(Stored items from a collection)

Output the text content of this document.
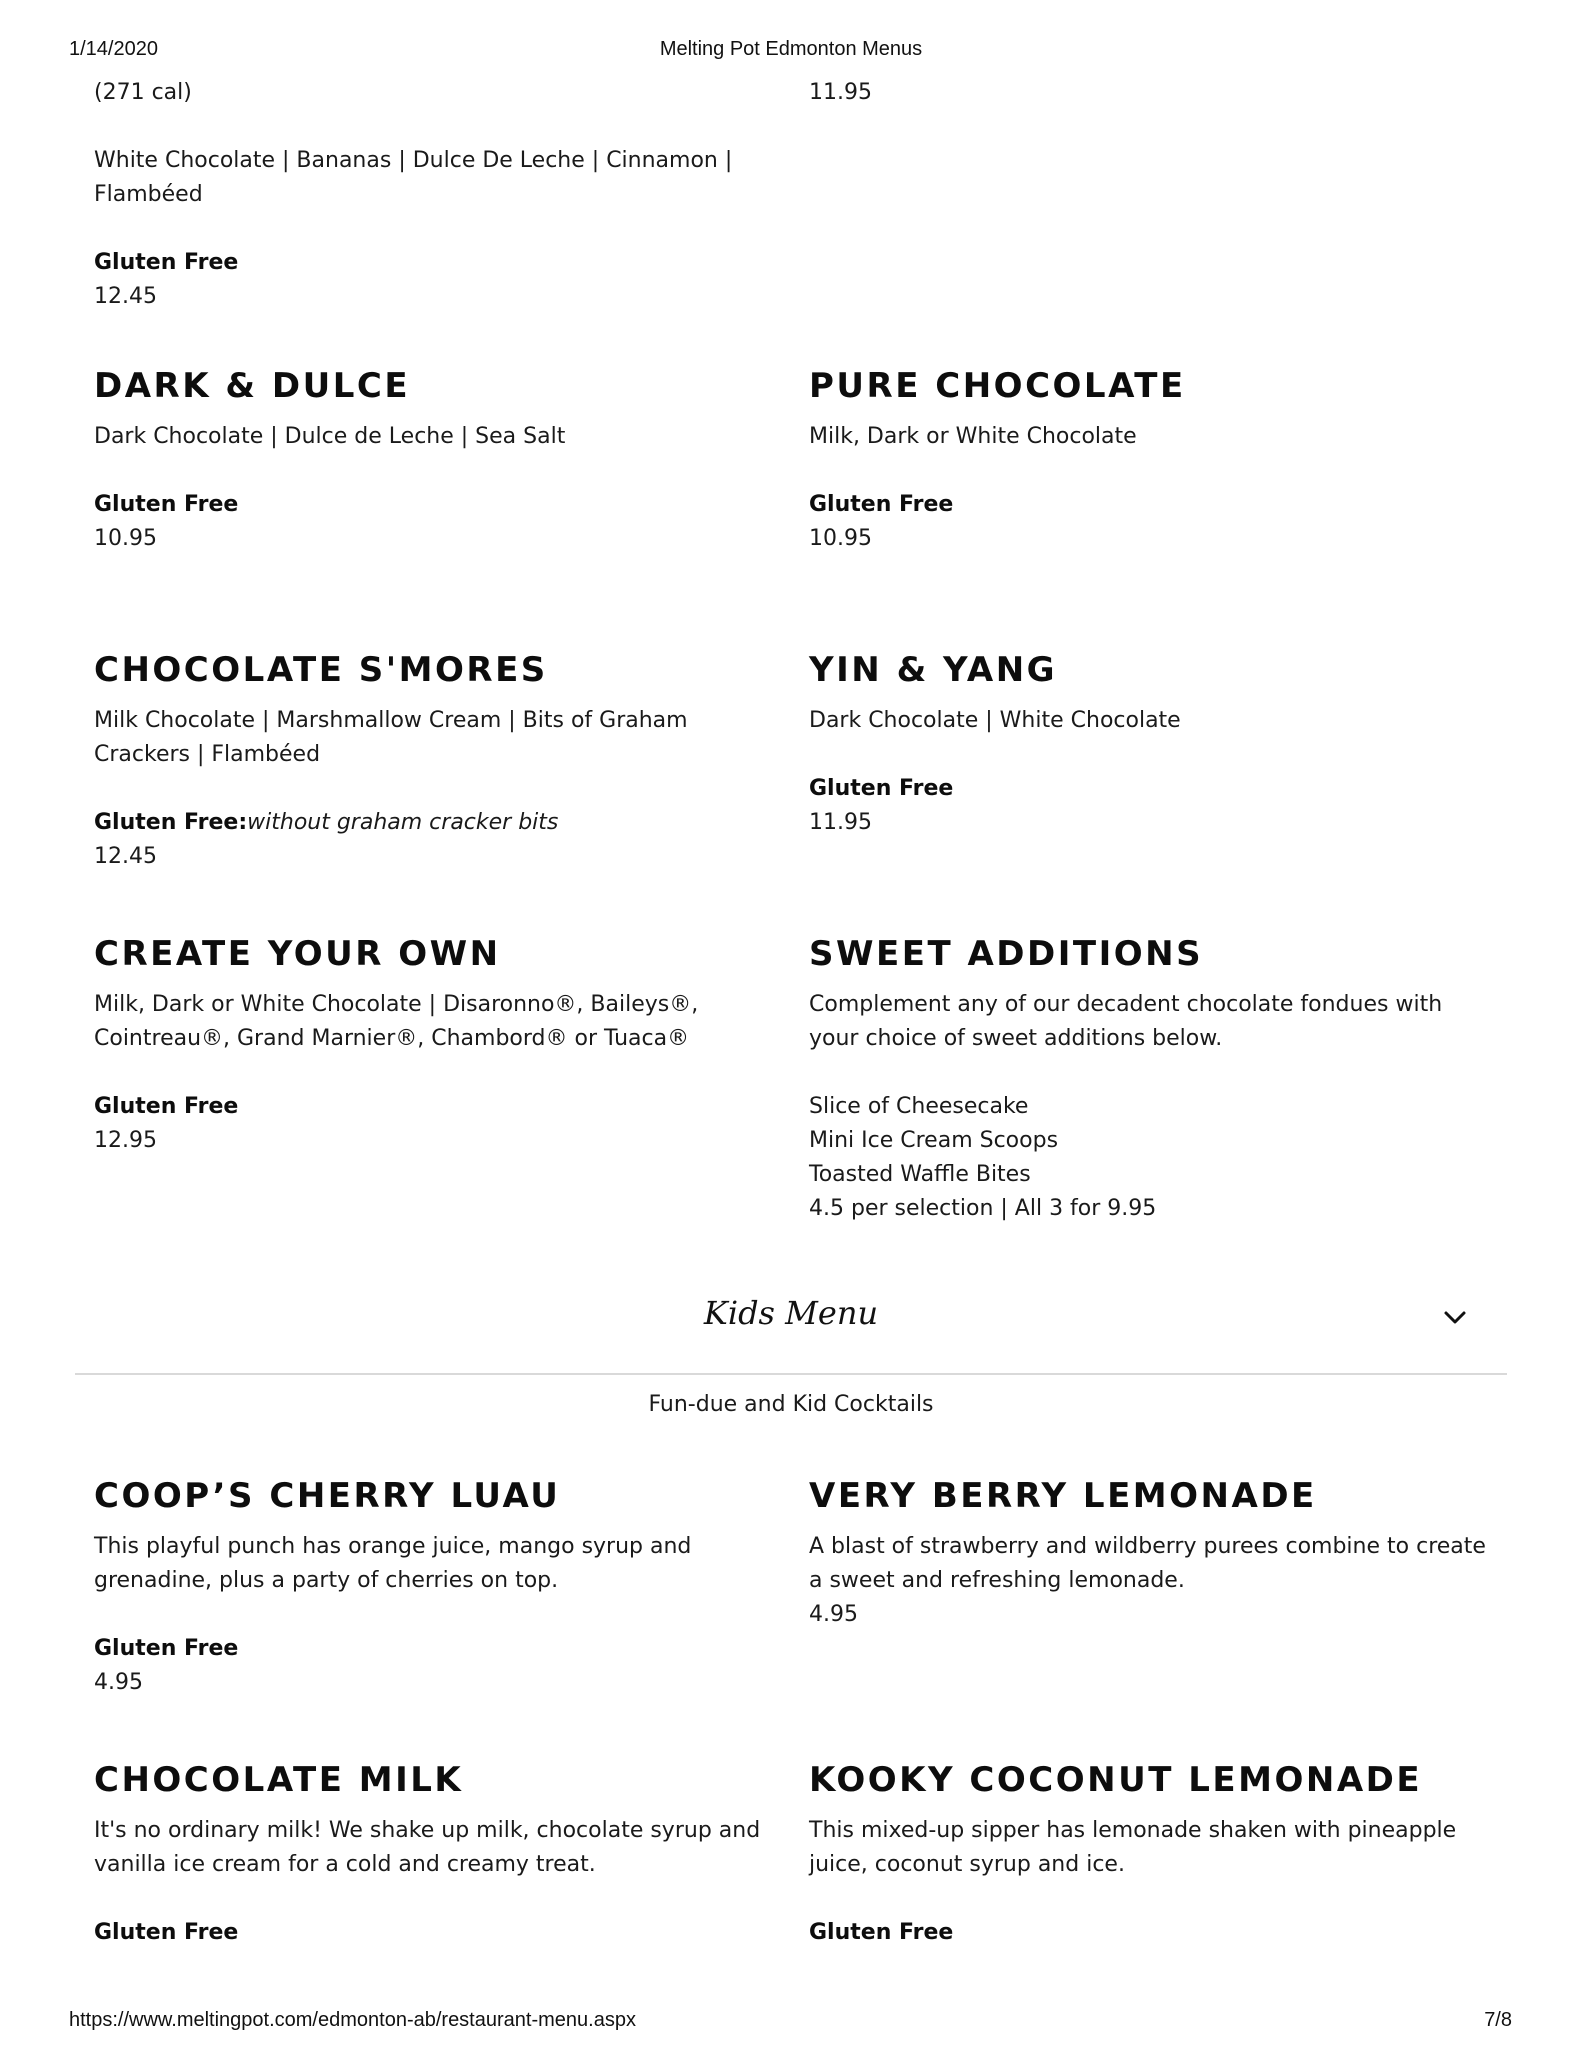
1/14/2020	Melting Pot Edmonton Menus

(271 cal)

White Chocolate | Bananas | Dulce De Leche | Cinnamon | Flambéed

Gluten Free

12.45

11.95

DARK & DULCE

Dark Chocolate | Dulce de Leche | Sea Salt

Gluten Free

10.95

PURE CHOCOLATE

Milk, Dark or White Chocolate

Gluten Free

10.95

CHOCOLATE S'MORES

Milk Chocolate | Marshmallow Cream | Bits of Graham Crackers | Flambéed

Gluten Free:without graham cracker bits

12.45

YIN & YANG

Dark Chocolate | White Chocolate

Gluten Free

11.95

CREATE YOUR OWN

Milk, Dark or White Chocolate | Disaronno®, Baileys®, Cointreau®, Grand Marnier®, Chambord® or Tuaca®

Gluten Free

12.95

SWEET ADDITIONS

Complement any of our decadent chocolate fondues with your choice of sweet additions below.

Slice of Cheesecake

Mini Ice Cream Scoops

Toasted Waffle Bites

4.5 per selection | All 3 for 9.95

Kids Menu
Fun-due and Kid Cocktails
COOP’S CHERRY LUAU

This playful punch has orange juice, mango syrup and grenadine, plus a party of cherries on top.

Gluten Free

4.95

VERY BERRY LEMONADE

A blast of strawberry and wildberry purees combine to create a sweet and refreshing lemonade.

4.95

CHOCOLATE MILK

It's no ordinary milk! We shake up milk, chocolate syrup and vanilla ice cream for a cold and creamy treat.

Gluten Free

KOOKY COCONUT LEMONADE

This mixed-up sipper has lemonade shaken with pineapple juice, coconut syrup and ice.

Gluten Free

https://www.meltingpot.com/edmonton-ab/restaurant-menu.aspx	7/8
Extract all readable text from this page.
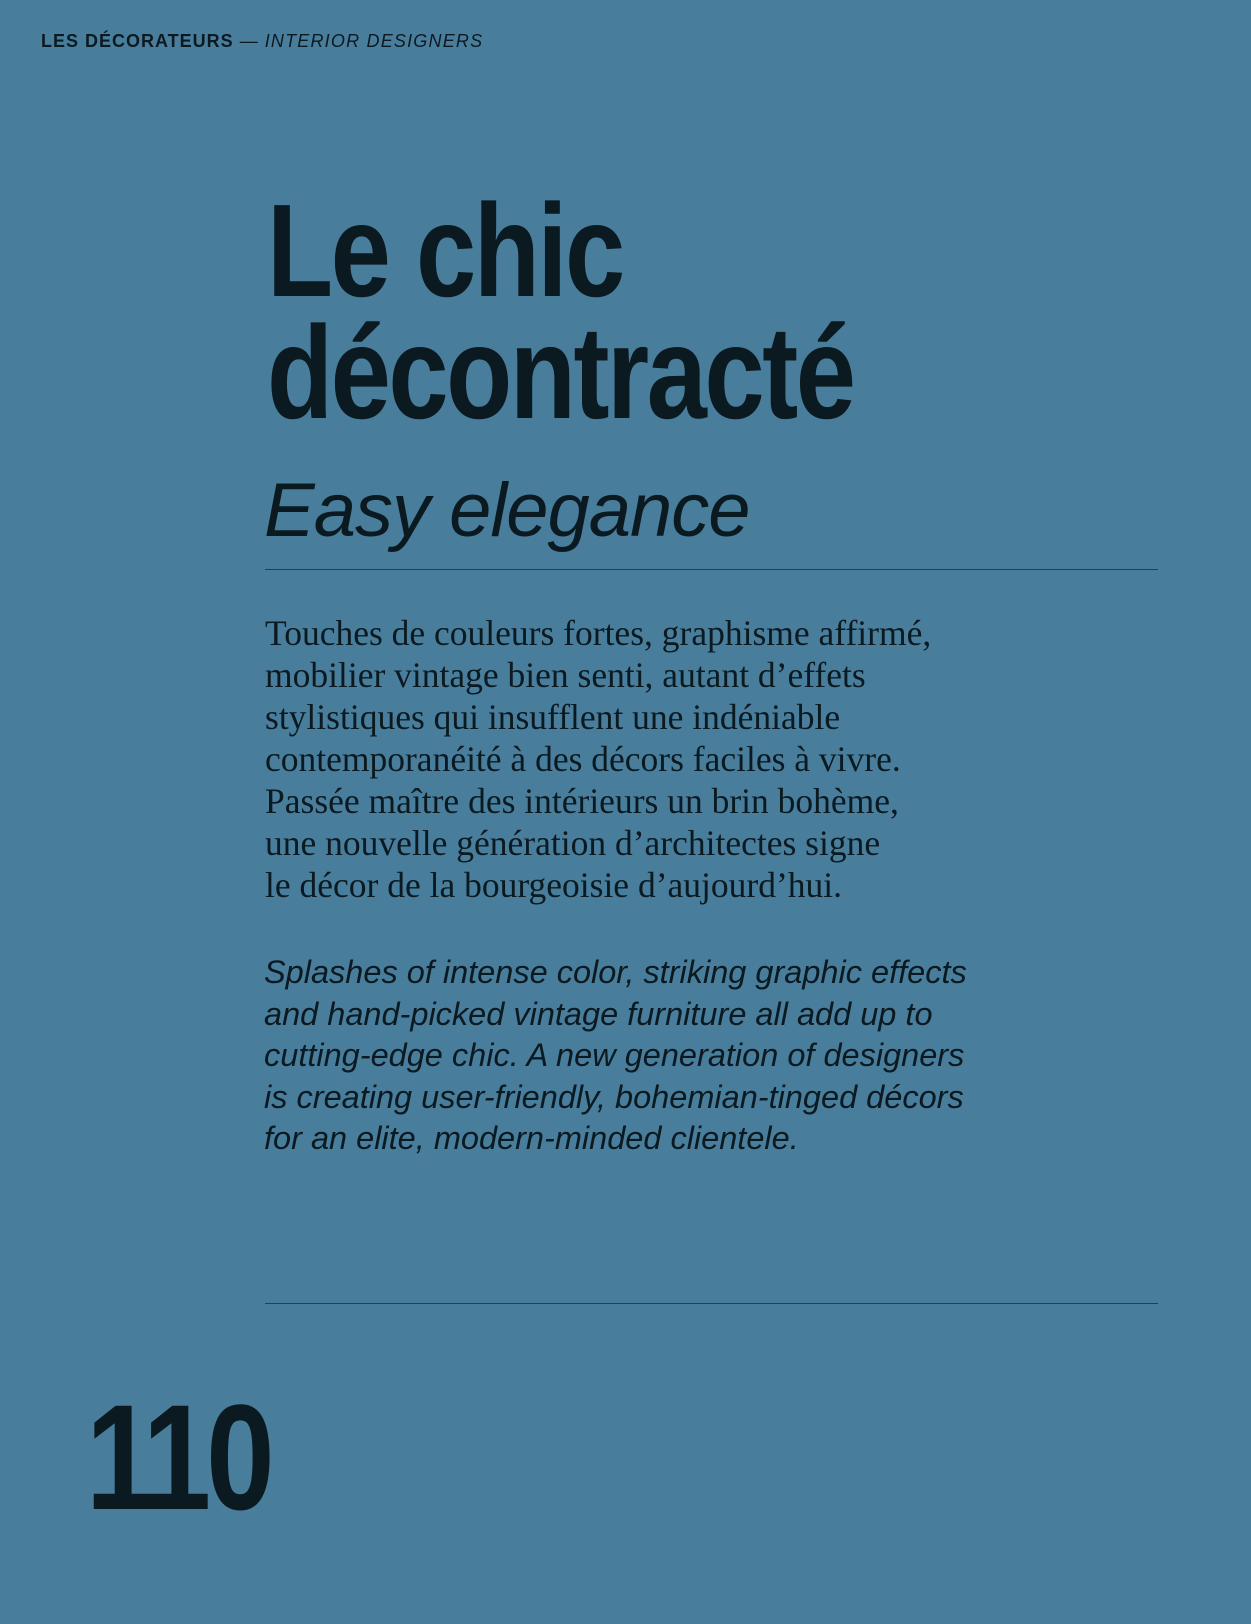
LES DÉCORATEURS — INTERIOR DESIGNERS
Le chic
décontracté
Easy elegance

Touches de couleurs fortes, graphisme affirmé,
mobilier vintage bien senti, autant d’effets
stylistiques qui insufflent une indéniable
contemporanéité à des décors faciles à vivre.
Passée maître des intérieurs un brin bohème,
une nouvelle génération d’architectes signe
le décor de la bourgeoisie d’aujourd’hui.

Splashes of intense color, striking graphic effects
and hand-picked vintage furniture all add up to
cutting-edge chic. A new generation of designers
is creating user-friendly, bohemian-tinged décors
for an elite, modern-minded clientele.

110
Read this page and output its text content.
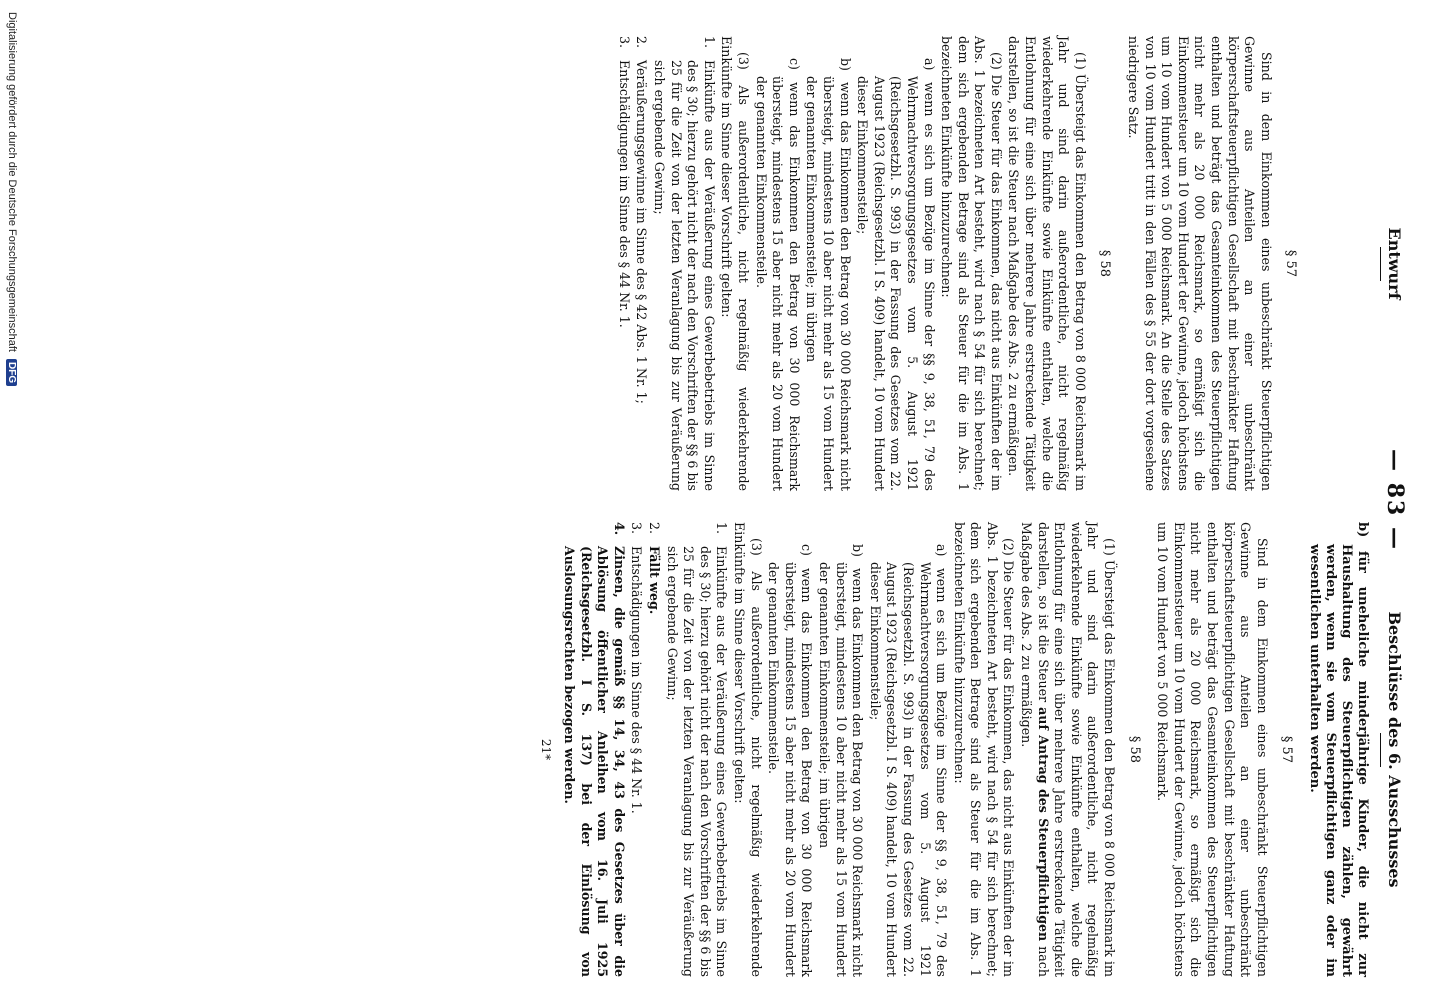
— 83 —
Entwurf
§ 57

Sind in dem Einkommen eines unbeschränkt Steuerpflichtigen Gewinne aus Anteilen an einer unbeschränkt körperschaftsteuerpflichtigen Gesellschaft mit beschränkter Haftung enthalten und beträgt das Gesamteinkommen des Steuerpflichtigen nicht mehr als 20 000 Reichsmark, so ermäßigt sich die Einkommensteuer um 10 vom Hundert der Gewinne, jedoch höchstens um 10 vom Hundert von 5 000 Reichsmark. An die Stelle des Satzes von 10 vom Hundert tritt in den Fällen des § 55 der dort vorgesehene niedrigere Satz.

§ 58

(1) Übersteigt das Einkommen den Betrag von 8 000 Reichsmark im Jahr und sind darin außerordentliche, nicht regelmäßig wiederkehrende Einkünfte sowie Einkünfte enthalten, welche die Entlohnung für eine sich über mehrere Jahre erstreckende Tätigkeit darstellen, so ist die Steuer nach Maßgabe des Abs. 2 zu ermäßigen.

(2) Die Steuer für das Einkommen, das nicht aus Einkünften der im Abs. 1 bezeichneten Art besteht, wird nach § 54 für sich berechnet; dem sich ergebenden Betrage sind als Steuer für die im Abs. 1 bezeichneten Einkünfte hinzuzurechnen:

a)wenn es sich um Bezüge im Sinne der §§ 9, 38, 51, 79 des Wehrmachtversorgungsgesetzes vom 5. August 1921 (Reichsgesetzbl. S. 993) in der Fassung des Gesetzes vom 22. August 1923 (Reichsgesetzbl. I S. 409) handelt, 10 vom Hundert dieser Einkommensteile;

b)wenn das Einkommen den Betrag von 30 000 Reichsmark nicht übersteigt, mindestens 10 aber nicht mehr als 15 vom Hundert der genannten Einkommensteile; im übrigen

c)wenn das Einkommen den Betrag von 30 000 Reichsmark übersteigt, mindestens 15 aber nicht mehr als 20 vom Hundert der genannten Einkommensteile.

(3) Als außerordentliche, nicht regelmäßig wiederkehrende Einkünfte im Sinne dieser Vorschrift gelten:

1.Einkünfte aus der Veräußerung eines Gewerbebetriebs im Sinne des § 30; hierzu gehört nicht der nach den Vorschriften der §§ 6 bis 25 für die Zeit von der letzten Veranlagung bis zur Veräußerung sich ergebende Gewinn;

2.Veräußerungsgewinne im Sinne des § 42 Abs. 1 Nr. 1;

3.Entschädigungen im Sinne des § 44 Nr. 1.

Beschlüsse des 6. Ausschusses

b) für uneheliche minderjährige Kinder, die nicht zur Haushaltung des Steuerpflichtigen zählen, gewährt werden, wenn sie vom Steuerpflichtigen ganz oder im wesentlichen unterhalten werden.

§ 57

Sind in dem Einkommen eines unbeschränkt Steuerpflichtigen Gewinne aus Anteilen an einer unbeschränkt körperschaftsteuerpflichtigen Gesellschaft mit beschränkter Haftung enthalten und beträgt das Gesamteinkommen des Steuerpflichtigen nicht mehr als 20 000 Reichsmark, so ermäßigt sich die Einkommensteuer um 10 vom Hundert der Gewinne, jedoch höchstens um 10 vom Hundert von 5 000 Reichsmark.

§ 58

(1) Übersteigt das Einkommen den Betrag von 8 000 Reichsmark im Jahr und sind darin außerordentliche, nicht regelmäßig wiederkehrende Einkünfte sowie Einkünfte enthalten, welche die Entlohnung für eine sich über mehrere Jahre erstreckende Tätigkeit darstellen, so ist die Steuer auf Antrag des Steuerpflichtigen nach Maßgabe des Abs. 2 zu ermäßigen.

(2) Die Steuer für das Einkommen, das nicht aus Einkünften der im Abs. 1 bezeichneten Art besteht, wird nach § 54 für sich berechnet; dem sich ergebenden Betrage sind als Steuer für die im Abs. 1 bezeichneten Einkünfte hinzuzurechnen:

a)wenn es sich um Bezüge im Sinne der §§ 9, 38, 51, 79 des Wehrmachtversorgungsgesetzes vom 5. August 1921 (Reichsgesetzbl. S. 993) in der Fassung des Gesetzes vom 22. August 1923 (Reichsgesetzbl. I S. 409) handelt, 10 vom Hundert dieser Einkommensteile;

b)wenn das Einkommen den Betrag von 30 000 Reichsmark nicht übersteigt, mindestens 10 aber nicht mehr als 15 vom Hundert der genannten Einkommensteile; im übrigen

c)wenn das Einkommen den Betrag von 30 000 Reichsmark übersteigt, mindestens 15 aber nicht mehr als 20 vom Hundert der genannten Einkommensteile.

(3) Als außerordentliche, nicht regelmäßig wiederkehrende Einkünfte im Sinne dieser Vorschrift gelten:

1.Einkünfte aus der Veräußerung eines Gewerbebetriebs im Sinne des § 30; hierzu gehört nicht der nach den Vorschriften der §§ 6 bis 25 für die Zeit von der letzten Veranlagung bis zur Veräußerung sich ergebende Gewinn;

2.Fällt weg.

3.Entschädigungen im Sinne des § 44 Nr. 1.

4.Zinsen, die gemäß §§ 14, 34, 43 des Gesetzes über die Ablösung öffentlicher Anleihen vom 16. Juli 1925 (Reichsgesetzbl. I S. 137) bei der Einlösung von Auslosungsrechten bezogen werden.

21*
Digitalisierung gefördert durch die Deutsche Forschungsgemeinschaft DFG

## [GIVEN REQUEST]
Identify the lines of the data that contain the word "ermäßigen". Copy each of them.

## [RESPONSE]
(1) Übersteigt das Einkommen den Betrag von 8 000 Reichsmark im Jahr und sind darin außerordentliche, nicht regelmäßig wiederkehrende Einkünfte sowie Einkünfte enthalten, welche die Entlohnung für eine sich über mehrere Jahre erstreckende Tätigkeit darstellen, so ist die Steuer nach Maßgabe des Abs. 2 zu ermäßigen.
(1) Übersteigt das Einkommen den Betrag von 8 000 Reichsmark im Jahr und sind darin außerordentliche, nicht regelmäßig wiederkehrende Einkünfte sowie Einkünfte enthalten, welche die Entlohnung für eine sich über mehrere Jahre erstreckende Tätigkeit darstellen, so ist die Steuer auf Antrag des Steuerpflichtigen nach Maßgabe des Abs. 2 zu ermäßigen.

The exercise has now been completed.